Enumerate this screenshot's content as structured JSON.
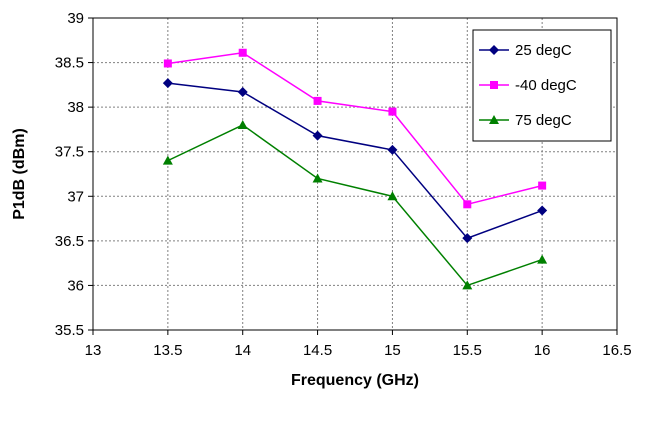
{
  "chart_data": {
    "type": "line",
    "title": "",
    "xlabel": "Frequency (GHz)",
    "ylabel": "P1dB (dBm)",
    "xlim": [
      13,
      16.5
    ],
    "ylim": [
      35.5,
      39
    ],
    "xticks": [
      "13",
      "13.5",
      "14",
      "14.5",
      "15",
      "15.5",
      "16",
      "16.5"
    ],
    "yticks": [
      "35.5",
      "36",
      "36.5",
      "37",
      "37.5",
      "38",
      "38.5",
      "39"
    ],
    "x": [
      13.5,
      14,
      14.5,
      15,
      15.5,
      16
    ],
    "grid": true,
    "legend_position": "top-right",
    "series": [
      {
        "name": "25 degC",
        "color": "#000080",
        "marker": "diamond",
        "values": [
          38.27,
          38.17,
          37.68,
          37.52,
          36.53,
          36.84
        ]
      },
      {
        "name": "-40 degC",
        "color": "#FF00FF",
        "marker": "square",
        "values": [
          38.49,
          38.61,
          38.07,
          37.95,
          36.91,
          37.12
        ]
      },
      {
        "name": "75 degC",
        "color": "#008000",
        "marker": "triangle",
        "values": [
          37.4,
          37.8,
          37.2,
          37.0,
          36.0,
          36.29
        ]
      }
    ]
  }
}
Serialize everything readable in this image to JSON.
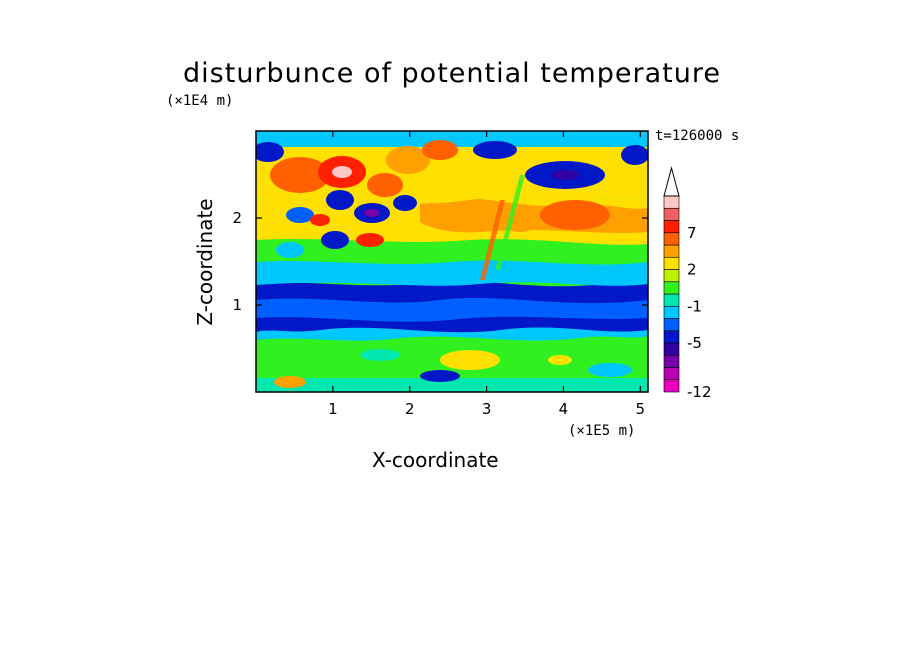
{
  "chart_data": {
    "type": "heatmap",
    "title": "disturbunce of potential temperature",
    "xlabel": "X-coordinate",
    "ylabel": "Z-coordinate",
    "x_unit": "(×1E5 m)",
    "y_unit": "(×1E4 m)",
    "annotation": "t=126000 s",
    "xlim": [
      0,
      5.1
    ],
    "ylim": [
      0,
      3.0
    ],
    "x_ticks": [
      "1",
      "2",
      "3",
      "4",
      "5"
    ],
    "y_ticks": [
      "1",
      "2"
    ],
    "colorbar": {
      "levels": [
        -12,
        -11,
        -9,
        -7,
        -5,
        -4,
        -3,
        -1,
        0,
        1,
        2,
        3,
        5,
        7,
        9,
        11
      ],
      "labels": [
        "-12",
        "-5",
        "-1",
        "2",
        "7"
      ],
      "colors": [
        "#e800c0",
        "#b800b0",
        "#7800a8",
        "#3000a0",
        "#0018c8",
        "#0060ff",
        "#00c8ff",
        "#00e8b0",
        "#30f020",
        "#c0f000",
        "#ffe000",
        "#ffa000",
        "#ff6000",
        "#ff2000",
        "#f06060",
        "#ffc8c8"
      ],
      "extend": "max"
    },
    "bands": [
      {
        "z": [
          0.0,
          0.15
        ],
        "level": "cyan"
      },
      {
        "z": [
          0.15,
          0.55
        ],
        "level": "green"
      },
      {
        "z": [
          0.55,
          0.8
        ],
        "level": "cyan"
      },
      {
        "z": [
          0.8,
          1.3
        ],
        "level": "blue"
      },
      {
        "z": [
          1.3,
          1.5
        ],
        "level": "cyan"
      },
      {
        "z": [
          1.5,
          1.7
        ],
        "level": "green"
      },
      {
        "z": [
          1.7,
          2.2
        ],
        "level": "yellow-orange"
      },
      {
        "z": [
          2.2,
          2.9
        ],
        "level": "mixed orange/blue"
      },
      {
        "z": [
          2.9,
          3.0
        ],
        "level": "blue"
      }
    ]
  }
}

====================

> [TASK GOAL] Would you set down the listing exactly, omitting pictures?

> [RESPONSE]
Enumerate this screenshot's content as structured JSON.
{
  "chart_data": {
    "type": "line",
    "title": "",
    "xlabel": "Frequency (GHz)",
    "ylabel": "P1dB (dBm)",
    "xlim": [
      13,
      16.5
    ],
    "ylim": [
      35.5,
      39
    ],
    "xticks": [
      "13",
      "13.5",
      "14",
      "14.5",
      "15",
      "15.5",
      "16",
      "16.5"
    ],
    "yticks": [
      "35.5",
      "36",
      "36.5",
      "37",
      "37.5",
      "38",
      "38.5",
      "39"
    ],
    "x": [
      13.5,
      14,
      14.5,
      15,
      15.5,
      16
    ],
    "grid": true,
    "legend_position": "top-right",
    "series": [
      {
        "name": "25 degC",
        "color": "#000080",
        "marker": "diamond",
        "values": [
          38.27,
          38.17,
          37.68,
          37.52,
          36.53,
          36.84
        ]
      },
      {
        "name": "-40 degC",
        "color": "#FF00FF",
        "marker": "square",
        "values": [
          38.49,
          38.61,
          38.07,
          37.95,
          36.91,
          37.12
        ]
      },
      {
        "name": "75 degC",
        "color": "#008000",
        "marker": "triangle",
        "values": [
          37.4,
          37.8,
          37.2,
          37.0,
          36.0,
          36.29
        ]
      }
    ]
  }
}
Serialize everything readable in this image to JSON.
{
  "chart_data": {
    "type": "heatmap",
    "title": "disturbunce of potential temperature",
    "xlabel": "X-coordinate",
    "ylabel": "Z-coordinate",
    "x_unit": "(×1E5 m)",
    "y_unit": "(×1E4 m)",
    "annotation": "t=126000 s",
    "xlim": [
      0,
      5.1
    ],
    "ylim": [
      0,
      3.0
    ],
    "x_ticks": [
      "1",
      "2",
      "3",
      "4",
      "5"
    ],
    "y_ticks": [
      "1",
      "2"
    ],
    "colorbar": {
      "levels": [
        -12,
        -11,
        -9,
        -7,
        -5,
        -4,
        -3,
        -1,
        0,
        1,
        2,
        3,
        5,
        7,
        9,
        11
      ],
      "labels": [
        "-12",
        "-5",
        "-1",
        "2",
        "7"
      ],
      "colors": [
        "#e800c0",
        "#b800b0",
        "#7800a8",
        "#3000a0",
        "#0018c8",
        "#0060ff",
        "#00c8ff",
        "#00e8b0",
        "#30f020",
        "#c0f000",
        "#ffe000",
        "#ffa000",
        "#ff6000",
        "#ff2000",
        "#f06060",
        "#ffc8c8"
      ],
      "extend": "max"
    },
    "bands": [
      {
        "z": [
          0.0,
          0.15
        ],
        "level": "cyan"
      },
      {
        "z": [
          0.15,
          0.55
        ],
        "level": "green"
      },
      {
        "z": [
          0.55,
          0.8
        ],
        "level": "cyan"
      },
      {
        "z": [
          0.8,
          1.3
        ],
        "level": "blue"
      },
      {
        "z": [
          1.3,
          1.5
        ],
        "level": "cyan"
      },
      {
        "z": [
          1.5,
          1.7
        ],
        "level": "green"
      },
      {
        "z": [
          1.7,
          2.2
        ],
        "level": "yellow-orange"
      },
      {
        "z": [
          2.2,
          2.9
        ],
        "level": "mixed orange/blue"
      },
      {
        "z": [
          2.9,
          3.0
        ],
        "level": "blue"
      }
    ]
  }
}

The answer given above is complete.